--- Start SUPPLIED RECORDS ---
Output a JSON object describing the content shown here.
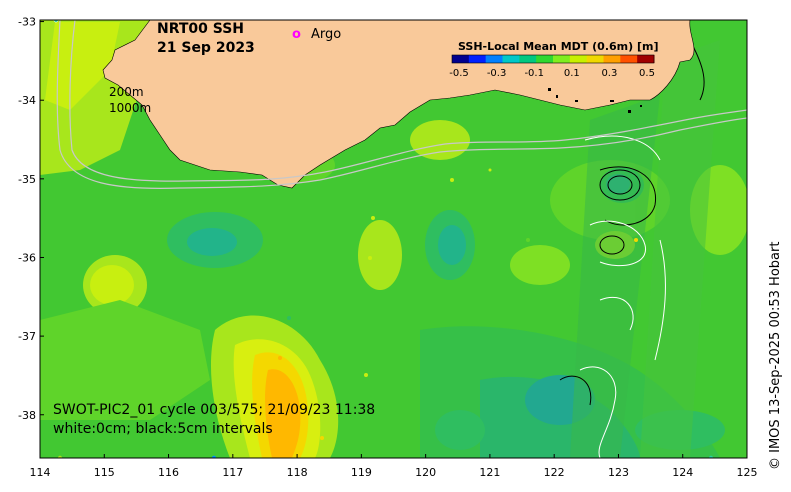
{
  "title": {
    "line1": "NRT00 SSH",
    "line2": "21 Sep 2023"
  },
  "legend": {
    "argo_symbol": "o",
    "argo_label": "Argo",
    "argo_color": "#ff00ff"
  },
  "contour_labels": {
    "shelf200": "200m",
    "shelf1000": "1000m"
  },
  "colorbar": {
    "title": "SSH-Local Mean MDT (0.6m) [m]",
    "tick_labels": [
      "-0.5",
      "-0.3",
      "-0.1",
      "0.1",
      "0.3",
      "0.5"
    ],
    "colors": [
      "#00008f",
      "#0020ff",
      "#0080ff",
      "#00c8c8",
      "#00c880",
      "#30d830",
      "#80ee20",
      "#c8f000",
      "#f0d800",
      "#ffa000",
      "#ff5000",
      "#a00000"
    ]
  },
  "swot": {
    "line1": "SWOT-PIC2_01 cycle 003/575; 21/09/23 11:38",
    "line2": "white:0cm; black:5cm intervals"
  },
  "credit": "© IMOS 13-Sep-2025 00:53 Hobart",
  "axes": {
    "x_ticks": [
      "114",
      "115",
      "116",
      "117",
      "118",
      "119",
      "120",
      "121",
      "122",
      "123",
      "124",
      "125"
    ],
    "y_ticks": [
      "-33",
      "-34",
      "-35",
      "-36",
      "-37",
      "-38"
    ],
    "x_range": [
      114,
      125
    ],
    "y_range": [
      -38.55,
      -32.98
    ]
  },
  "colors": {
    "land": "#f9c99a",
    "ocean_base": "#40c830"
  }
}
--- End SUPPLIED RECORDS ---
### [TASK DESCRIPTION]
Quote the records in full and exactly; skip any image.

### [EXPECTED ANSWER]
Output a JSON object describing the content shown here.
{
  "title": {
    "line1": "NRT00 SSH",
    "line2": "21 Sep 2023"
  },
  "legend": {
    "argo_symbol": "o",
    "argo_label": "Argo",
    "argo_color": "#ff00ff"
  },
  "contour_labels": {
    "shelf200": "200m",
    "shelf1000": "1000m"
  },
  "colorbar": {
    "title": "SSH-Local Mean MDT (0.6m) [m]",
    "tick_labels": [
      "-0.5",
      "-0.3",
      "-0.1",
      "0.1",
      "0.3",
      "0.5"
    ],
    "colors": [
      "#00008f",
      "#0020ff",
      "#0080ff",
      "#00c8c8",
      "#00c880",
      "#30d830",
      "#80ee20",
      "#c8f000",
      "#f0d800",
      "#ffa000",
      "#ff5000",
      "#a00000"
    ]
  },
  "swot": {
    "line1": "SWOT-PIC2_01 cycle 003/575; 21/09/23 11:38",
    "line2": "white:0cm; black:5cm intervals"
  },
  "credit": "© IMOS 13-Sep-2025 00:53 Hobart",
  "axes": {
    "x_ticks": [
      "114",
      "115",
      "116",
      "117",
      "118",
      "119",
      "120",
      "121",
      "122",
      "123",
      "124",
      "125"
    ],
    "y_ticks": [
      "-33",
      "-34",
      "-35",
      "-36",
      "-37",
      "-38"
    ],
    "x_range": [
      114,
      125
    ],
    "y_range": [
      -38.55,
      -32.98
    ]
  },
  "colors": {
    "land": "#f9c99a",
    "ocean_base": "#40c830"
  }
}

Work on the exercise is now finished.